- _Data for this task_:

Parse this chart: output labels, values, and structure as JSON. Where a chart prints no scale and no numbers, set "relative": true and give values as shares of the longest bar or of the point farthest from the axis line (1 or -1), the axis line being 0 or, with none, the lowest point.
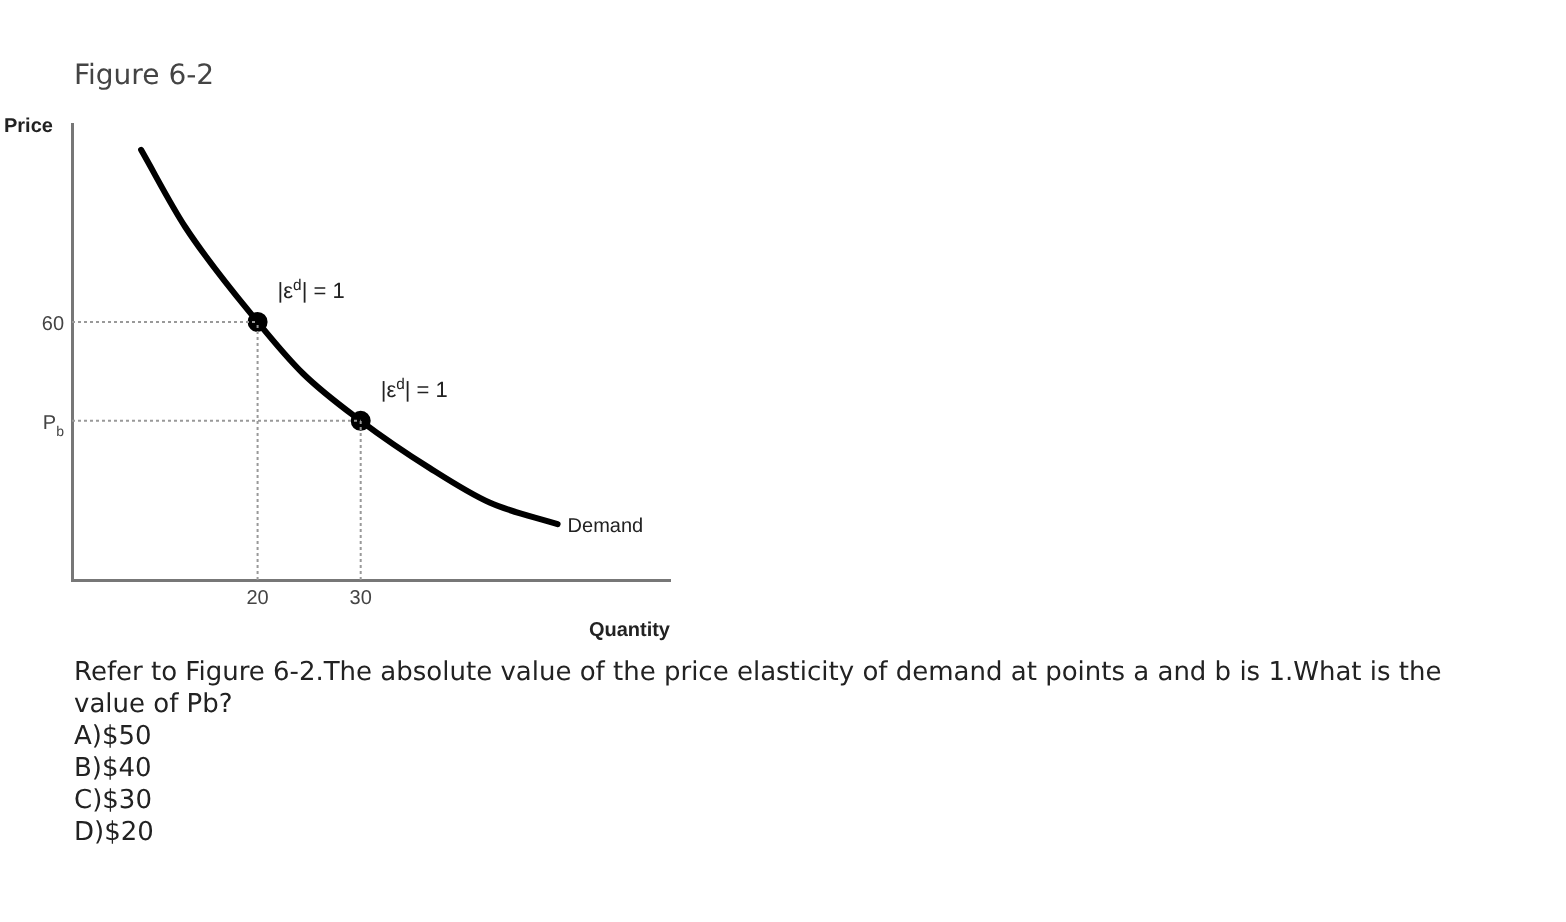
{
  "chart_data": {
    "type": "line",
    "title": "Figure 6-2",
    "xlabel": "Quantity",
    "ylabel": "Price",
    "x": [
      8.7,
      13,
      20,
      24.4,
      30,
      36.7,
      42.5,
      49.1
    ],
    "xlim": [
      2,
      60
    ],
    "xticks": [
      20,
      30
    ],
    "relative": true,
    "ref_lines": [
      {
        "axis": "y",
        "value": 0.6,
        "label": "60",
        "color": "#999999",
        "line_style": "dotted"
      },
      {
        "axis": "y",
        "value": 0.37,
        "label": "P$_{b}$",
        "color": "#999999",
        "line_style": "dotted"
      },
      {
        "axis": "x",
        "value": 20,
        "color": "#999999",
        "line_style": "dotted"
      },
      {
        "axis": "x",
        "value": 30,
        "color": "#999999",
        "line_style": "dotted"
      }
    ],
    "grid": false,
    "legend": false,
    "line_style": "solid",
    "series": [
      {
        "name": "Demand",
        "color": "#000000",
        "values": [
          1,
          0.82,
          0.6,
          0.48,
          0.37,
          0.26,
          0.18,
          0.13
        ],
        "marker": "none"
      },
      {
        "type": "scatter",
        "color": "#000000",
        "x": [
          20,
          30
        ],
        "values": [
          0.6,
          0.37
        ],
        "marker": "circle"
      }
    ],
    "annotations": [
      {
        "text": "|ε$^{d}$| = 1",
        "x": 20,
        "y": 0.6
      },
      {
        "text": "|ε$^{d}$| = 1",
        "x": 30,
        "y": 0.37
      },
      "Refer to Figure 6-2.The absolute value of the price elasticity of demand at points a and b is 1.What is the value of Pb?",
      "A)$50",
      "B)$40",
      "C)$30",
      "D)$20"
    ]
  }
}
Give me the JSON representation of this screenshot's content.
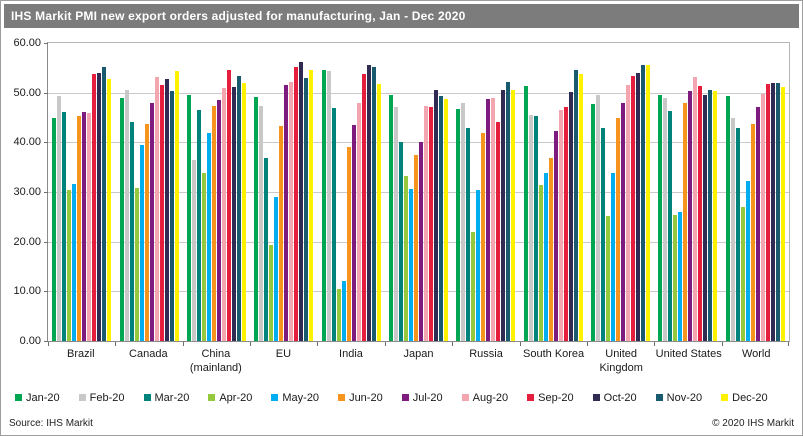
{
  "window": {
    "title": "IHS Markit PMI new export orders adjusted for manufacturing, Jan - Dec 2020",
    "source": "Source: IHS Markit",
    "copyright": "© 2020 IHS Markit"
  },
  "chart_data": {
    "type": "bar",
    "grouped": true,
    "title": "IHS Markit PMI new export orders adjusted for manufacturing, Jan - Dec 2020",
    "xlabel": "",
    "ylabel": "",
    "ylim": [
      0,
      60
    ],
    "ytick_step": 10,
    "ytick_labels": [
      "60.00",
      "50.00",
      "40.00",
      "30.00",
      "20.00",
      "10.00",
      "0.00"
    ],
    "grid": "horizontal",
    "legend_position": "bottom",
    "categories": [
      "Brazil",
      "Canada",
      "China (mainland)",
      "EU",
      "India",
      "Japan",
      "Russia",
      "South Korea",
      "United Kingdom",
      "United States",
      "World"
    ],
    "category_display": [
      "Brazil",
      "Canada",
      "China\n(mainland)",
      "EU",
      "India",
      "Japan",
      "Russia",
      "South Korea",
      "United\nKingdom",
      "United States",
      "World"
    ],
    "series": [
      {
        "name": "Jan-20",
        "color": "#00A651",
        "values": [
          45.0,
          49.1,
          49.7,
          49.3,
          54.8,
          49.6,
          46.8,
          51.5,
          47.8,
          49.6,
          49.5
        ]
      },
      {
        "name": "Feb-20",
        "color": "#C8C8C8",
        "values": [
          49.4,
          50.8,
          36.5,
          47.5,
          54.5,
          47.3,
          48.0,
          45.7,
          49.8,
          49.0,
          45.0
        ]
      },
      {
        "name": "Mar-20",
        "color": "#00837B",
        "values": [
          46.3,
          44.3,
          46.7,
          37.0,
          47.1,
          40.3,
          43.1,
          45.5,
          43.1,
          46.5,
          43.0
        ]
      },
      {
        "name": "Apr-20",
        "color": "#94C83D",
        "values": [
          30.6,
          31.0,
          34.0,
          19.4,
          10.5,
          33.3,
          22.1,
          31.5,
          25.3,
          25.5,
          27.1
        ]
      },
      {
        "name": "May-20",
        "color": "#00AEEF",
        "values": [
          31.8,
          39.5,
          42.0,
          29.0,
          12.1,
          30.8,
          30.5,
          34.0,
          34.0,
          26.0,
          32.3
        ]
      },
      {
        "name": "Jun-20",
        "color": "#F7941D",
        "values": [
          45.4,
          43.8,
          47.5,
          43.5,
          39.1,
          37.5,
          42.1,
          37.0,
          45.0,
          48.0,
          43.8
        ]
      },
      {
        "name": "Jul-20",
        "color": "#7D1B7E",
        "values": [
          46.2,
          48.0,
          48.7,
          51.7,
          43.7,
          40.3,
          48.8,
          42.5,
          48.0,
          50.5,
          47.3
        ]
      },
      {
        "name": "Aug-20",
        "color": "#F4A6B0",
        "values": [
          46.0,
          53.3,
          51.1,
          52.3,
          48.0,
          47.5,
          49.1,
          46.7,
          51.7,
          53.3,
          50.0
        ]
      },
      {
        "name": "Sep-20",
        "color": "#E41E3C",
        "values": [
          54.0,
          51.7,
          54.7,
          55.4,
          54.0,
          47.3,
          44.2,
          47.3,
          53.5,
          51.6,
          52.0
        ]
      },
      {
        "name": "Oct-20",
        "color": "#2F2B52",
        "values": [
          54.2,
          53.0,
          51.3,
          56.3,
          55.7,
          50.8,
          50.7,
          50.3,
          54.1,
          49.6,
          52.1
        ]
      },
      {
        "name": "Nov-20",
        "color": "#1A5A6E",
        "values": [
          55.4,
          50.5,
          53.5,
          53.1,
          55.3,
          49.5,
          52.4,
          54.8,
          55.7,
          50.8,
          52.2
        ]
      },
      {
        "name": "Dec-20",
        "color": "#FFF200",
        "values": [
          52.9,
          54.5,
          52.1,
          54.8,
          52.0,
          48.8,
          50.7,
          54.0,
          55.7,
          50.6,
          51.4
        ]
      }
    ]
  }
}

- _Instructions for the task_:
Without the pictures, output the full listing exactly as it stands.

- _Finished answer_:
Parse this chart: output labels, values, and structure as JSON. Where a chart prints no scale and no numbers, set "relative": true and give values as shares of the longest bar or of the point farthest from the axis line (1 or -1), the axis line being 0 or, with none, the lowest point.
{
  "chart_data": {
    "type": "line",
    "title": "Figure 6-2",
    "xlabel": "Quantity",
    "ylabel": "Price",
    "x": [
      8.7,
      13,
      20,
      24.4,
      30,
      36.7,
      42.5,
      49.1
    ],
    "xlim": [
      2,
      60
    ],
    "xticks": [
      20,
      30
    ],
    "relative": true,
    "ref_lines": [
      {
        "axis": "y",
        "value": 0.6,
        "label": "60",
        "color": "#999999",
        "line_style": "dotted"
      },
      {
        "axis": "y",
        "value": 0.37,
        "label": "P$_{b}$",
        "color": "#999999",
        "line_style": "dotted"
      },
      {
        "axis": "x",
        "value": 20,
        "color": "#999999",
        "line_style": "dotted"
      },
      {
        "axis": "x",
        "value": 30,
        "color": "#999999",
        "line_style": "dotted"
      }
    ],
    "grid": false,
    "legend": false,
    "line_style": "solid",
    "series": [
      {
        "name": "Demand",
        "color": "#000000",
        "values": [
          1,
          0.82,
          0.6,
          0.48,
          0.37,
          0.26,
          0.18,
          0.13
        ],
        "marker": "none"
      },
      {
        "type": "scatter",
        "color": "#000000",
        "x": [
          20,
          30
        ],
        "values": [
          0.6,
          0.37
        ],
        "marker": "circle"
      }
    ],
    "annotations": [
      {
        "text": "|ε$^{d}$| = 1",
        "x": 20,
        "y": 0.6
      },
      {
        "text": "|ε$^{d}$| = 1",
        "x": 30,
        "y": 0.37
      },
      "Refer to Figure 6-2.The absolute value of the price elasticity of demand at points a and b is 1.What is the value of Pb?",
      "A)$50",
      "B)$40",
      "C)$30",
      "D)$20"
    ]
  }
}
Give me the JSON representation of this screenshot's content.
{
  "window": {
    "title": "IHS Markit PMI new export orders adjusted for manufacturing, Jan - Dec 2020",
    "source": "Source: IHS Markit",
    "copyright": "© 2020 IHS Markit"
  },
  "chart_data": {
    "type": "bar",
    "grouped": true,
    "title": "IHS Markit PMI new export orders adjusted for manufacturing, Jan - Dec 2020",
    "xlabel": "",
    "ylabel": "",
    "ylim": [
      0,
      60
    ],
    "ytick_step": 10,
    "ytick_labels": [
      "60.00",
      "50.00",
      "40.00",
      "30.00",
      "20.00",
      "10.00",
      "0.00"
    ],
    "grid": "horizontal",
    "legend_position": "bottom",
    "categories": [
      "Brazil",
      "Canada",
      "China (mainland)",
      "EU",
      "India",
      "Japan",
      "Russia",
      "South Korea",
      "United Kingdom",
      "United States",
      "World"
    ],
    "category_display": [
      "Brazil",
      "Canada",
      "China\n(mainland)",
      "EU",
      "India",
      "Japan",
      "Russia",
      "South Korea",
      "United\nKingdom",
      "United States",
      "World"
    ],
    "series": [
      {
        "name": "Jan-20",
        "color": "#00A651",
        "values": [
          45.0,
          49.1,
          49.7,
          49.3,
          54.8,
          49.6,
          46.8,
          51.5,
          47.8,
          49.6,
          49.5
        ]
      },
      {
        "name": "Feb-20",
        "color": "#C8C8C8",
        "values": [
          49.4,
          50.8,
          36.5,
          47.5,
          54.5,
          47.3,
          48.0,
          45.7,
          49.8,
          49.0,
          45.0
        ]
      },
      {
        "name": "Mar-20",
        "color": "#00837B",
        "values": [
          46.3,
          44.3,
          46.7,
          37.0,
          47.1,
          40.3,
          43.1,
          45.5,
          43.1,
          46.5,
          43.0
        ]
      },
      {
        "name": "Apr-20",
        "color": "#94C83D",
        "values": [
          30.6,
          31.0,
          34.0,
          19.4,
          10.5,
          33.3,
          22.1,
          31.5,
          25.3,
          25.5,
          27.1
        ]
      },
      {
        "name": "May-20",
        "color": "#00AEEF",
        "values": [
          31.8,
          39.5,
          42.0,
          29.0,
          12.1,
          30.8,
          30.5,
          34.0,
          34.0,
          26.0,
          32.3
        ]
      },
      {
        "name": "Jun-20",
        "color": "#F7941D",
        "values": [
          45.4,
          43.8,
          47.5,
          43.5,
          39.1,
          37.5,
          42.1,
          37.0,
          45.0,
          48.0,
          43.8
        ]
      },
      {
        "name": "Jul-20",
        "color": "#7D1B7E",
        "values": [
          46.2,
          48.0,
          48.7,
          51.7,
          43.7,
          40.3,
          48.8,
          42.5,
          48.0,
          50.5,
          47.3
        ]
      },
      {
        "name": "Aug-20",
        "color": "#F4A6B0",
        "values": [
          46.0,
          53.3,
          51.1,
          52.3,
          48.0,
          47.5,
          49.1,
          46.7,
          51.7,
          53.3,
          50.0
        ]
      },
      {
        "name": "Sep-20",
        "color": "#E41E3C",
        "values": [
          54.0,
          51.7,
          54.7,
          55.4,
          54.0,
          47.3,
          44.2,
          47.3,
          53.5,
          51.6,
          52.0
        ]
      },
      {
        "name": "Oct-20",
        "color": "#2F2B52",
        "values": [
          54.2,
          53.0,
          51.3,
          56.3,
          55.7,
          50.8,
          50.7,
          50.3,
          54.1,
          49.6,
          52.1
        ]
      },
      {
        "name": "Nov-20",
        "color": "#1A5A6E",
        "values": [
          55.4,
          50.5,
          53.5,
          53.1,
          55.3,
          49.5,
          52.4,
          54.8,
          55.7,
          50.8,
          52.2
        ]
      },
      {
        "name": "Dec-20",
        "color": "#FFF200",
        "values": [
          52.9,
          54.5,
          52.1,
          54.8,
          52.0,
          48.8,
          50.7,
          54.0,
          55.7,
          50.6,
          51.4
        ]
      }
    ]
  }
}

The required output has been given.